-- start MATERIAL FOR THIS EXERCISE --

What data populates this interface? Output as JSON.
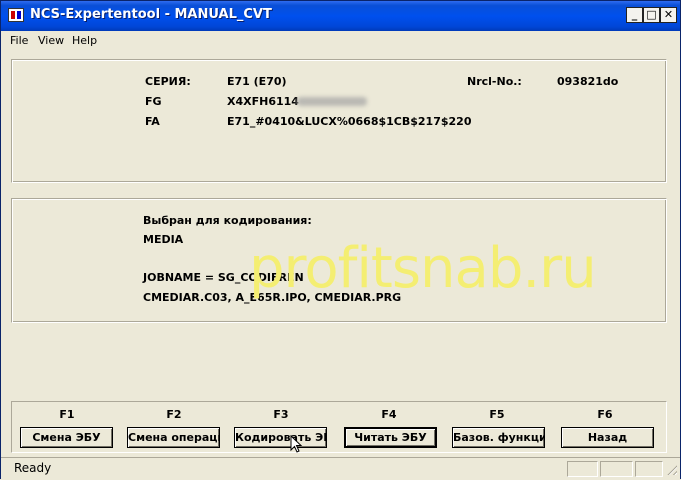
{
  "window": {
    "title": "NCS-Expertentool - MANUAL_CVT",
    "controls": {
      "minimize": "_",
      "maximize": "□",
      "close": "✕"
    }
  },
  "menu": {
    "items": [
      "File",
      "View",
      "Help"
    ]
  },
  "vehicle": {
    "series_label": "СЕРИЯ:",
    "series_value": "E71 (E70)",
    "nrcl_label": "Nrcl-No.:",
    "nrcl_value": "093821do",
    "fg_label": "FG",
    "fg_value": "X4XFH6114",
    "fa_label": "FA",
    "fa_value": "E71_#0410&LUCX%0668$1CB$217$220"
  },
  "coding": {
    "selected_label": "Выбран для кодирования:",
    "module": "MEDIA",
    "jobname": "JOBNAME = SG_CODIEREN",
    "files": "CMEDIAR.C03, A_E65R.IPO, CMEDIAR.PRG"
  },
  "watermark": "profitsnab.ru",
  "function_keys": [
    {
      "key": "F1",
      "label": "Смена ЭБУ"
    },
    {
      "key": "F2",
      "label": "Смена операции"
    },
    {
      "key": "F3",
      "label": "Кодировать ЭБУ"
    },
    {
      "key": "F4",
      "label": "Читать ЭБУ"
    },
    {
      "key": "F5",
      "label": "Базов. функции"
    },
    {
      "key": "F6",
      "label": "Назад"
    }
  ],
  "status": {
    "text": "Ready"
  }
}
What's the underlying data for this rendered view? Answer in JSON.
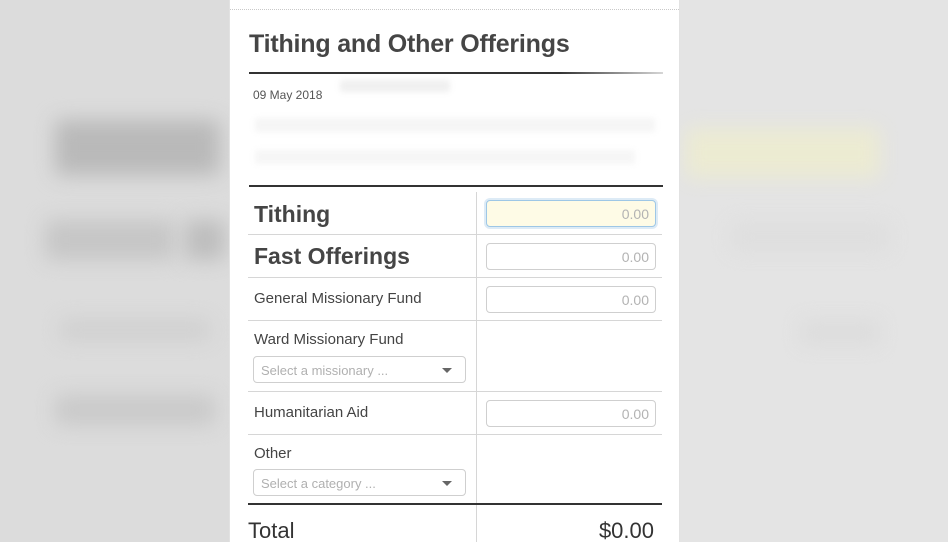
{
  "page": {
    "title": "Tithing and Other Offerings",
    "date": "09 May 2018"
  },
  "rows": [
    {
      "label": "Tithing",
      "kind": "amount",
      "placeholder": "0.00",
      "focused": true
    },
    {
      "label": "Fast Offerings",
      "kind": "amount",
      "placeholder": "0.00"
    },
    {
      "label": "General Missionary Fund",
      "kind": "amount",
      "placeholder": "0.00"
    },
    {
      "label": "Ward Missionary Fund",
      "kind": "select",
      "select_placeholder": "Select a missionary ..."
    },
    {
      "label": "Humanitarian Aid",
      "kind": "amount",
      "placeholder": "0.00"
    },
    {
      "label": "Other",
      "kind": "select",
      "select_placeholder": "Select a category ..."
    }
  ],
  "total": {
    "label": "Total",
    "value": "$0.00"
  },
  "colors": {
    "focus_fill": "#fefbe6",
    "focus_border": "#9ec7e6",
    "rule": "#333333"
  },
  "icons": {
    "select_caret": "chevron-down-icon"
  }
}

-- end MATERIAL FOR THIS EXERCISE --

In the entries above, count each line that holds "What". Give the total and nothing else.

2